### Excerpted data

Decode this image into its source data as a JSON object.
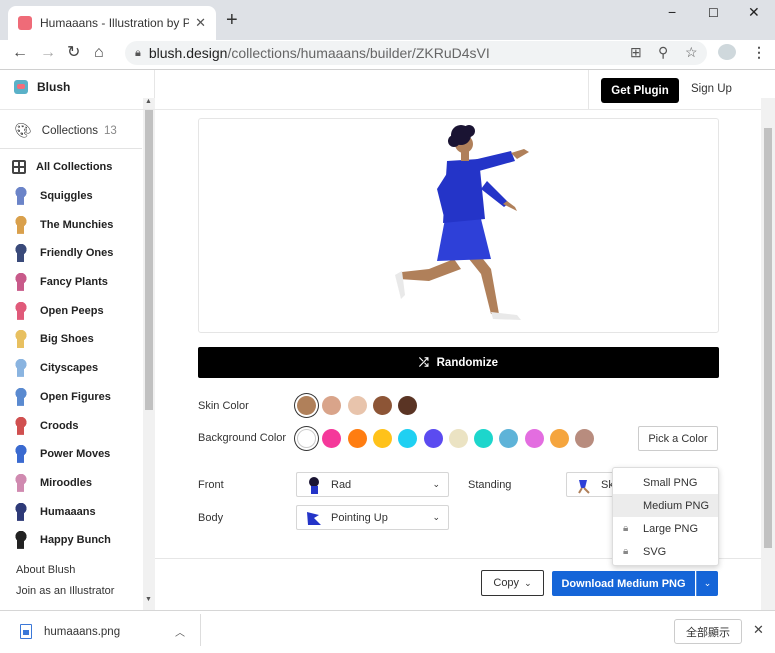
{
  "browser": {
    "tab_title": "Humaaans - Illustration by Pablo Stanley",
    "tab_close": "✕",
    "new_tab": "+",
    "url_host": "blush.design",
    "url_path": "/collections/humaaans/builder/ZKRuD4sVI",
    "window_controls": [
      "−",
      "☐",
      "✕"
    ]
  },
  "header": {
    "brand": "Blush",
    "get_plugin": "Get Plugin",
    "sign_up": "Sign Up"
  },
  "sidebar": {
    "collections_label": "Collections",
    "collections_count": "13",
    "items": [
      {
        "label": "All Collections",
        "icon": "grid-icon"
      },
      {
        "label": "Squiggles",
        "icon": "squiggles-thumb"
      },
      {
        "label": "The Munchies",
        "icon": "munchies-thumb"
      },
      {
        "label": "Friendly Ones",
        "icon": "friendly-ones-thumb"
      },
      {
        "label": "Fancy Plants",
        "icon": "fancy-plants-thumb"
      },
      {
        "label": "Open Peeps",
        "icon": "open-peeps-thumb"
      },
      {
        "label": "Big Shoes",
        "icon": "big-shoes-thumb"
      },
      {
        "label": "Cityscapes",
        "icon": "cityscapes-thumb"
      },
      {
        "label": "Open Figures",
        "icon": "open-figures-thumb"
      },
      {
        "label": "Croods",
        "icon": "croods-thumb"
      },
      {
        "label": "Power Moves",
        "icon": "power-moves-thumb"
      },
      {
        "label": "Miroodles",
        "icon": "miroodles-thumb"
      },
      {
        "label": "Humaaans",
        "icon": "humaaans-thumb"
      },
      {
        "label": "Happy Bunch",
        "icon": "happy-bunch-thumb"
      }
    ],
    "about": "About Blush",
    "join": "Join as an Illustrator"
  },
  "builder": {
    "randomize": "Randomize",
    "skin_color_label": "Skin Color",
    "skin_colors": [
      "#b0805a",
      "#d9a48a",
      "#e8c4ac",
      "#8d5536",
      "#5a3424"
    ],
    "background_color_label": "Background Color",
    "background_colors": [
      "#ffffff",
      "#f5389a",
      "#ff7d11",
      "#ffc21a",
      "#1fd0f2",
      "#5b4bf0",
      "#ebe3c3",
      "#1dd6cc",
      "#5eb3d8",
      "#e36de0",
      "#f5a53e",
      "#b88c7e"
    ],
    "pick_color": "Pick a Color",
    "front_label": "Front",
    "front_value": "Rad",
    "standing_label": "Standing",
    "standing_value": "Sk",
    "body_label": "Body",
    "body_value": "Pointing Up"
  },
  "actions": {
    "copy": "Copy",
    "download": "Download Medium PNG",
    "download_options": [
      {
        "label": "Small PNG",
        "locked": false
      },
      {
        "label": "Medium PNG",
        "locked": false
      },
      {
        "label": "Large PNG",
        "locked": true
      },
      {
        "label": "SVG",
        "locked": true
      }
    ]
  },
  "downloads_bar": {
    "file": "humaaans.png",
    "show_all": "全部顯示"
  }
}
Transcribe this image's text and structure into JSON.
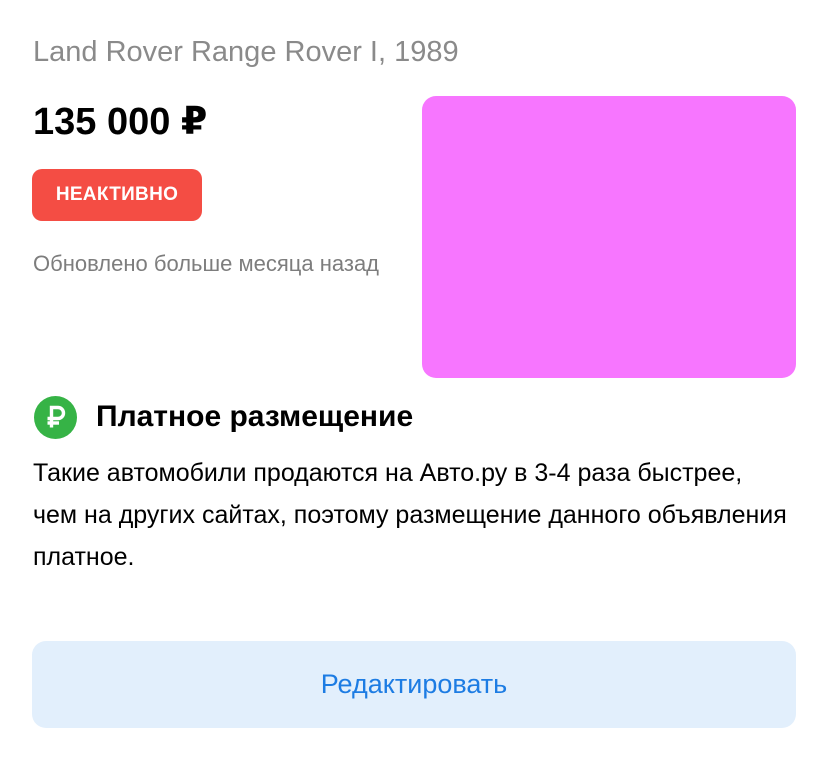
{
  "listing": {
    "title": "Land Rover Range Rover I, 1989",
    "price": "135 000 ₽",
    "status_badge": "НЕАКТИВНО",
    "updated": "Обновлено больше месяца назад",
    "photo_placeholder_color": "#f776ff"
  },
  "paid_placement": {
    "icon": "ruble-icon",
    "heading": "Платное размещение",
    "description": "Такие автомобили продаются на Авто.ру в 3-4 раза быстрее, чем на других сайтах, поэтому размещение данного объявления платное."
  },
  "actions": {
    "edit_label": "Редактировать"
  },
  "colors": {
    "badge_red": "#f44d44",
    "icon_green": "#36b346",
    "button_bg": "#e2effc",
    "button_text": "#1d7ce3"
  }
}
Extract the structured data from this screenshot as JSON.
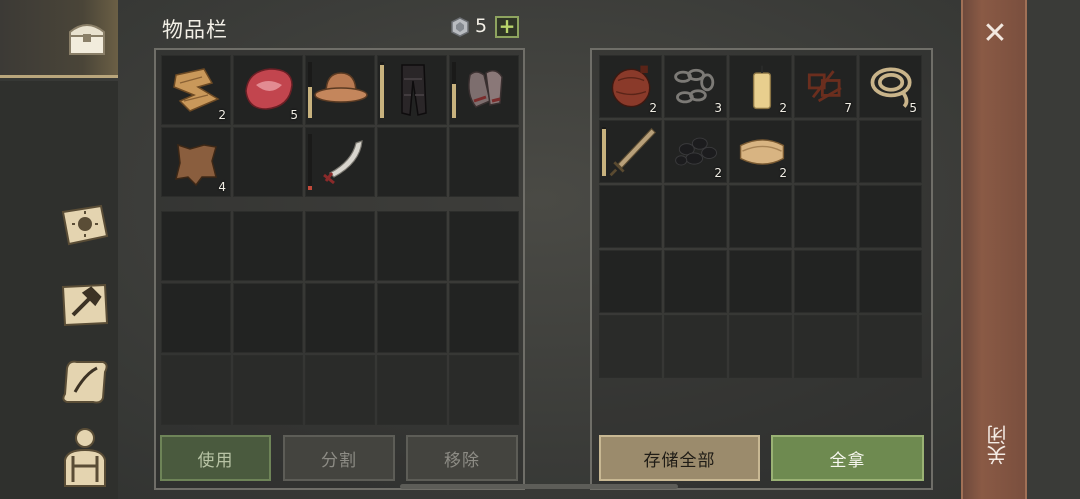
{
  "header": {
    "title": "物品栏",
    "gem_count": "5",
    "plus_label": "+"
  },
  "sidebar": {
    "items": [
      {
        "name": "chest-icon"
      },
      {
        "name": "sun-book-icon"
      },
      {
        "name": "hammer-map-icon"
      },
      {
        "name": "quill-scroll-icon"
      },
      {
        "name": "character-icon"
      }
    ]
  },
  "inventory": {
    "row1": [
      {
        "item": "cloth-scraps",
        "count": "2"
      },
      {
        "item": "raw-meat",
        "count": "5"
      },
      {
        "item": "iron-helmet",
        "count": "",
        "durability": 0.55
      },
      {
        "item": "leather-pants",
        "count": "",
        "durability": 0.95
      },
      {
        "item": "chainmail-gloves",
        "count": "",
        "durability": 0.6
      }
    ],
    "row2": [
      {
        "item": "animal-hide",
        "count": "4"
      },
      {
        "item": "",
        "count": ""
      },
      {
        "item": "scimitar",
        "count": "",
        "durability": 0.08
      },
      {
        "item": "",
        "count": ""
      },
      {
        "item": "",
        "count": ""
      }
    ]
  },
  "storage": {
    "row1": [
      {
        "item": "leather-flask",
        "count": "2"
      },
      {
        "item": "iron-chain",
        "count": "3"
      },
      {
        "item": "candle",
        "count": "2"
      },
      {
        "item": "rusty-scrap",
        "count": "7"
      },
      {
        "item": "rope",
        "count": "5"
      }
    ],
    "row2": [
      {
        "item": "sword",
        "count": "",
        "durability": 0.95
      },
      {
        "item": "coal",
        "count": "2"
      },
      {
        "item": "cloth-bolt",
        "count": "2"
      }
    ]
  },
  "buttons": {
    "use": "使用",
    "split": "分割",
    "remove": "移除",
    "store_all": "存储全部",
    "take_all": "全拿"
  },
  "close": {
    "x": "✕",
    "label": "关闭"
  }
}
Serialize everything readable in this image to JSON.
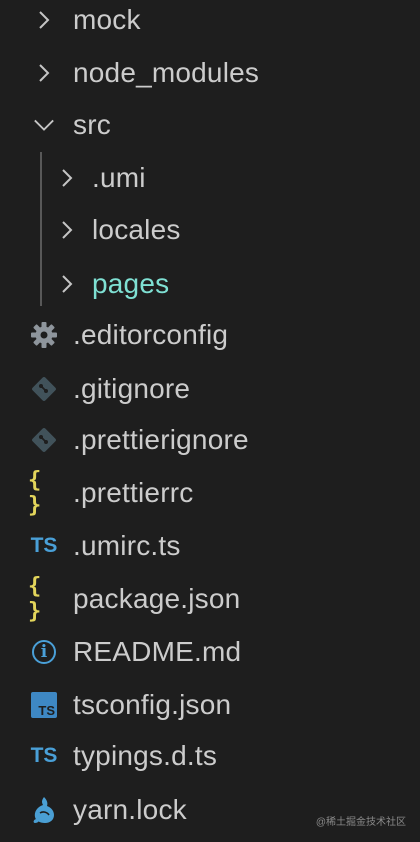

### What you need to do
Reproduce every entry word for word, but skip any pictures.

### Written solution
Decode this image into its source data as a JSON object.
{
  "browser": {
    "tab_title": "Humaaans - Illustration by Pablo Stanley",
    "tab_close": "✕",
    "new_tab": "+",
    "url_host": "blush.design",
    "url_path": "/collections/humaaans/builder/ZKRuD4sVI",
    "window_controls": [
      "−",
      "☐",
      "✕"
    ]
  },
  "header": {
    "brand": "Blush",
    "get_plugin": "Get Plugin",
    "sign_up": "Sign Up"
  },
  "sidebar": {
    "collections_label": "Collections",
    "collections_count": "13",
    "items": [
      {
        "label": "All Collections",
        "icon": "grid-icon"
      },
      {
        "label": "Squiggles",
        "icon": "squiggles-thumb"
      },
      {
        "label": "The Munchies",
        "icon": "munchies-thumb"
      },
      {
        "label": "Friendly Ones",
        "icon": "friendly-ones-thumb"
      },
      {
        "label": "Fancy Plants",
        "icon": "fancy-plants-thumb"
      },
      {
        "label": "Open Peeps",
        "icon": "open-peeps-thumb"
      },
      {
        "label": "Big Shoes",
        "icon": "big-shoes-thumb"
      },
      {
        "label": "Cityscapes",
        "icon": "cityscapes-thumb"
      },
      {
        "label": "Open Figures",
        "icon": "open-figures-thumb"
      },
      {
        "label": "Croods",
        "icon": "croods-thumb"
      },
      {
        "label": "Power Moves",
        "icon": "power-moves-thumb"
      },
      {
        "label": "Miroodles",
        "icon": "miroodles-thumb"
      },
      {
        "label": "Humaaans",
        "icon": "humaaans-thumb"
      },
      {
        "label": "Happy Bunch",
        "icon": "happy-bunch-thumb"
      }
    ],
    "about": "About Blush",
    "join": "Join as an Illustrator"
  },
  "builder": {
    "randomize": "Randomize",
    "skin_color_label": "Skin Color",
    "skin_colors": [
      "#b0805a",
      "#d9a48a",
      "#e8c4ac",
      "#8d5536",
      "#5a3424"
    ],
    "background_color_label": "Background Color",
    "background_colors": [
      "#ffffff",
      "#f5389a",
      "#ff7d11",
      "#ffc21a",
      "#1fd0f2",
      "#5b4bf0",
      "#ebe3c3",
      "#1dd6cc",
      "#5eb3d8",
      "#e36de0",
      "#f5a53e",
      "#b88c7e"
    ],
    "pick_color": "Pick a Color",
    "front_label": "Front",
    "front_value": "Rad",
    "standing_label": "Standing",
    "standing_value": "Sk",
    "body_label": "Body",
    "body_value": "Pointing Up"
  },
  "actions": {
    "copy": "Copy",
    "download": "Download Medium PNG",
    "download_options": [
      {
        "label": "Small PNG",
        "locked": false
      },
      {
        "label": "Medium PNG",
        "locked": false
      },
      {
        "label": "Large PNG",
        "locked": true
      },
      {
        "label": "SVG",
        "locked": true
      }
    ]
  },
  "downloads_bar": {
    "file": "humaaans.png",
    "show_all": "全部顯示"
  }
}
Transcribe this image's text and structure into JSON.
{
  "listing": {
    "title": "Land Rover Range Rover I, 1989",
    "price": "135 000 ₽",
    "status_badge": "НЕАКТИВНО",
    "updated": "Обновлено больше месяца назад",
    "photo_placeholder_color": "#f776ff"
  },
  "paid_placement": {
    "icon": "ruble-icon",
    "heading": "Платное размещение",
    "description": "Такие автомобили продаются на Авто.ру в 3-4 раза быстрее, чем на других сайтах, поэтому размещение данного объявления платное."
  },
  "actions": {
    "edit_label": "Редактировать"
  },
  "colors": {
    "badge_red": "#f44d44",
    "icon_green": "#36b346",
    "button_bg": "#e2effc",
    "button_text": "#1d7ce3"
  }
}
Extract the structured data from this screenshot as JSON.
{
  "header": {
    "title": "物品栏",
    "gem_count": "5",
    "plus_label": "+"
  },
  "sidebar": {
    "items": [
      {
        "name": "chest-icon"
      },
      {
        "name": "sun-book-icon"
      },
      {
        "name": "hammer-map-icon"
      },
      {
        "name": "quill-scroll-icon"
      },
      {
        "name": "character-icon"
      }
    ]
  },
  "inventory": {
    "row1": [
      {
        "item": "cloth-scraps",
        "count": "2"
      },
      {
        "item": "raw-meat",
        "count": "5"
      },
      {
        "item": "iron-helmet",
        "count": "",
        "durability": 0.55
      },
      {
        "item": "leather-pants",
        "count": "",
        "durability": 0.95
      },
      {
        "item": "chainmail-gloves",
        "count": "",
        "durability": 0.6
      }
    ],
    "row2": [
      {
        "item": "animal-hide",
        "count": "4"
      },
      {
        "item": "",
        "count": ""
      },
      {
        "item": "scimitar",
        "count": "",
        "durability": 0.08
      },
      {
        "item": "",
        "count": ""
      },
      {
        "item": "",
        "count": ""
      }
    ]
  },
  "storage": {
    "row1": [
      {
        "item": "leather-flask",
        "count": "2"
      },
      {
        "item": "iron-chain",
        "count": "3"
      },
      {
        "item": "candle",
        "count": "2"
      },
      {
        "item": "rusty-scrap",
        "count": "7"
      },
      {
        "item": "rope",
        "count": "5"
      }
    ],
    "row2": [
      {
        "item": "sword",
        "count": "",
        "durability": 0.95
      },
      {
        "item": "coal",
        "count": "2"
      },
      {
        "item": "cloth-bolt",
        "count": "2"
      }
    ]
  },
  "buttons": {
    "use": "使用",
    "split": "分割",
    "remove": "移除",
    "store_all": "存储全部",
    "take_all": "全拿"
  },
  "close": {
    "x": "✕",
    "label": "关闭"
  }
}
Serialize everything readable in this image to JSON.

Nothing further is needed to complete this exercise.